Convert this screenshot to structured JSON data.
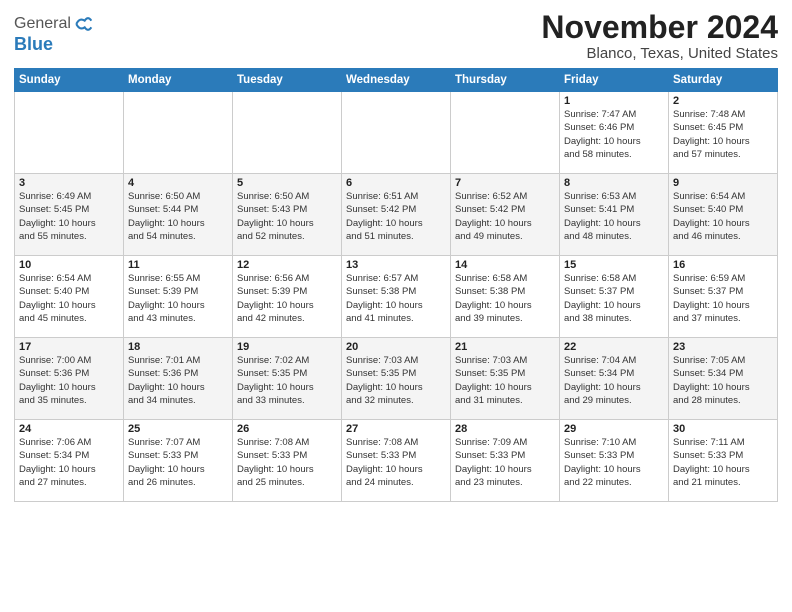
{
  "logo": {
    "general": "General",
    "blue": "Blue"
  },
  "title": "November 2024",
  "subtitle": "Blanco, Texas, United States",
  "headers": [
    "Sunday",
    "Monday",
    "Tuesday",
    "Wednesday",
    "Thursday",
    "Friday",
    "Saturday"
  ],
  "weeks": [
    [
      {
        "day": "",
        "info": ""
      },
      {
        "day": "",
        "info": ""
      },
      {
        "day": "",
        "info": ""
      },
      {
        "day": "",
        "info": ""
      },
      {
        "day": "",
        "info": ""
      },
      {
        "day": "1",
        "info": "Sunrise: 7:47 AM\nSunset: 6:46 PM\nDaylight: 10 hours\nand 58 minutes."
      },
      {
        "day": "2",
        "info": "Sunrise: 7:48 AM\nSunset: 6:45 PM\nDaylight: 10 hours\nand 57 minutes."
      }
    ],
    [
      {
        "day": "3",
        "info": "Sunrise: 6:49 AM\nSunset: 5:45 PM\nDaylight: 10 hours\nand 55 minutes."
      },
      {
        "day": "4",
        "info": "Sunrise: 6:50 AM\nSunset: 5:44 PM\nDaylight: 10 hours\nand 54 minutes."
      },
      {
        "day": "5",
        "info": "Sunrise: 6:50 AM\nSunset: 5:43 PM\nDaylight: 10 hours\nand 52 minutes."
      },
      {
        "day": "6",
        "info": "Sunrise: 6:51 AM\nSunset: 5:42 PM\nDaylight: 10 hours\nand 51 minutes."
      },
      {
        "day": "7",
        "info": "Sunrise: 6:52 AM\nSunset: 5:42 PM\nDaylight: 10 hours\nand 49 minutes."
      },
      {
        "day": "8",
        "info": "Sunrise: 6:53 AM\nSunset: 5:41 PM\nDaylight: 10 hours\nand 48 minutes."
      },
      {
        "day": "9",
        "info": "Sunrise: 6:54 AM\nSunset: 5:40 PM\nDaylight: 10 hours\nand 46 minutes."
      }
    ],
    [
      {
        "day": "10",
        "info": "Sunrise: 6:54 AM\nSunset: 5:40 PM\nDaylight: 10 hours\nand 45 minutes."
      },
      {
        "day": "11",
        "info": "Sunrise: 6:55 AM\nSunset: 5:39 PM\nDaylight: 10 hours\nand 43 minutes."
      },
      {
        "day": "12",
        "info": "Sunrise: 6:56 AM\nSunset: 5:39 PM\nDaylight: 10 hours\nand 42 minutes."
      },
      {
        "day": "13",
        "info": "Sunrise: 6:57 AM\nSunset: 5:38 PM\nDaylight: 10 hours\nand 41 minutes."
      },
      {
        "day": "14",
        "info": "Sunrise: 6:58 AM\nSunset: 5:38 PM\nDaylight: 10 hours\nand 39 minutes."
      },
      {
        "day": "15",
        "info": "Sunrise: 6:58 AM\nSunset: 5:37 PM\nDaylight: 10 hours\nand 38 minutes."
      },
      {
        "day": "16",
        "info": "Sunrise: 6:59 AM\nSunset: 5:37 PM\nDaylight: 10 hours\nand 37 minutes."
      }
    ],
    [
      {
        "day": "17",
        "info": "Sunrise: 7:00 AM\nSunset: 5:36 PM\nDaylight: 10 hours\nand 35 minutes."
      },
      {
        "day": "18",
        "info": "Sunrise: 7:01 AM\nSunset: 5:36 PM\nDaylight: 10 hours\nand 34 minutes."
      },
      {
        "day": "19",
        "info": "Sunrise: 7:02 AM\nSunset: 5:35 PM\nDaylight: 10 hours\nand 33 minutes."
      },
      {
        "day": "20",
        "info": "Sunrise: 7:03 AM\nSunset: 5:35 PM\nDaylight: 10 hours\nand 32 minutes."
      },
      {
        "day": "21",
        "info": "Sunrise: 7:03 AM\nSunset: 5:35 PM\nDaylight: 10 hours\nand 31 minutes."
      },
      {
        "day": "22",
        "info": "Sunrise: 7:04 AM\nSunset: 5:34 PM\nDaylight: 10 hours\nand 29 minutes."
      },
      {
        "day": "23",
        "info": "Sunrise: 7:05 AM\nSunset: 5:34 PM\nDaylight: 10 hours\nand 28 minutes."
      }
    ],
    [
      {
        "day": "24",
        "info": "Sunrise: 7:06 AM\nSunset: 5:34 PM\nDaylight: 10 hours\nand 27 minutes."
      },
      {
        "day": "25",
        "info": "Sunrise: 7:07 AM\nSunset: 5:33 PM\nDaylight: 10 hours\nand 26 minutes."
      },
      {
        "day": "26",
        "info": "Sunrise: 7:08 AM\nSunset: 5:33 PM\nDaylight: 10 hours\nand 25 minutes."
      },
      {
        "day": "27",
        "info": "Sunrise: 7:08 AM\nSunset: 5:33 PM\nDaylight: 10 hours\nand 24 minutes."
      },
      {
        "day": "28",
        "info": "Sunrise: 7:09 AM\nSunset: 5:33 PM\nDaylight: 10 hours\nand 23 minutes."
      },
      {
        "day": "29",
        "info": "Sunrise: 7:10 AM\nSunset: 5:33 PM\nDaylight: 10 hours\nand 22 minutes."
      },
      {
        "day": "30",
        "info": "Sunrise: 7:11 AM\nSunset: 5:33 PM\nDaylight: 10 hours\nand 21 minutes."
      }
    ]
  ]
}
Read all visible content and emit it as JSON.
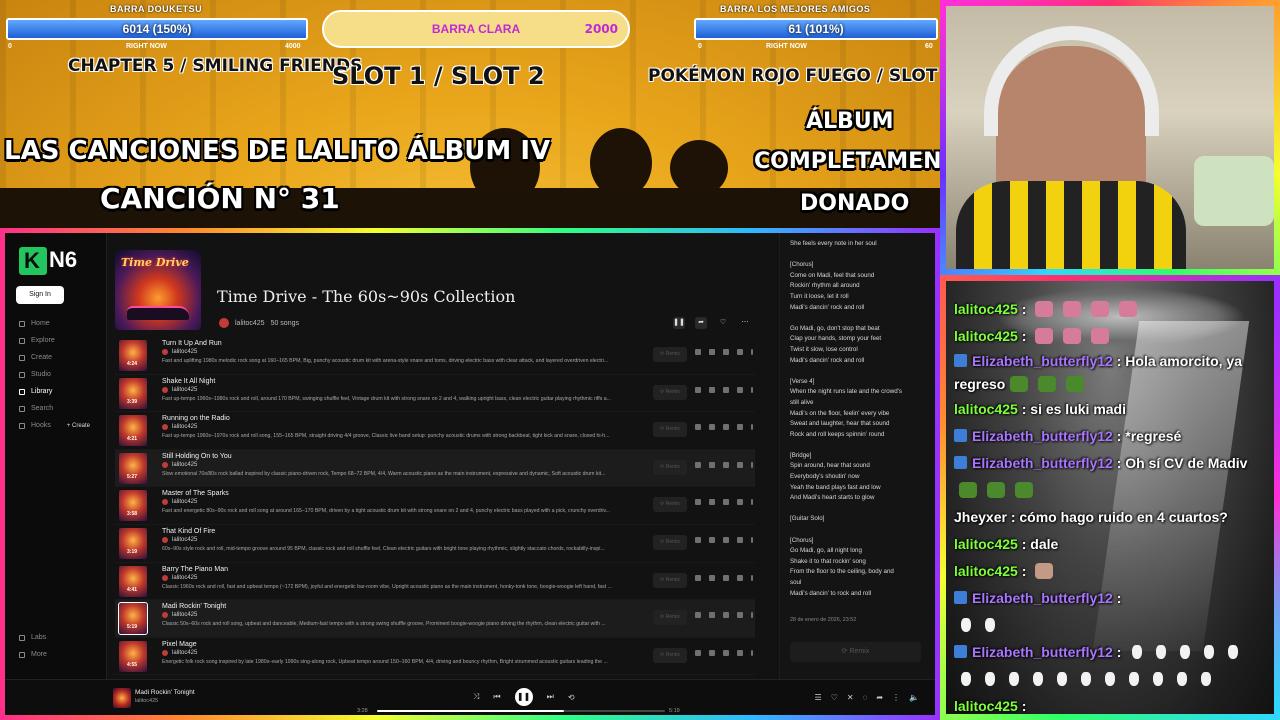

● THE TASK: Pull out all lines from the listing that contain the string "JSON".

● EXERCISE SOLUTION:
Convert this screenshot to structured JSON data.
Read all visible content and emit it as JSON.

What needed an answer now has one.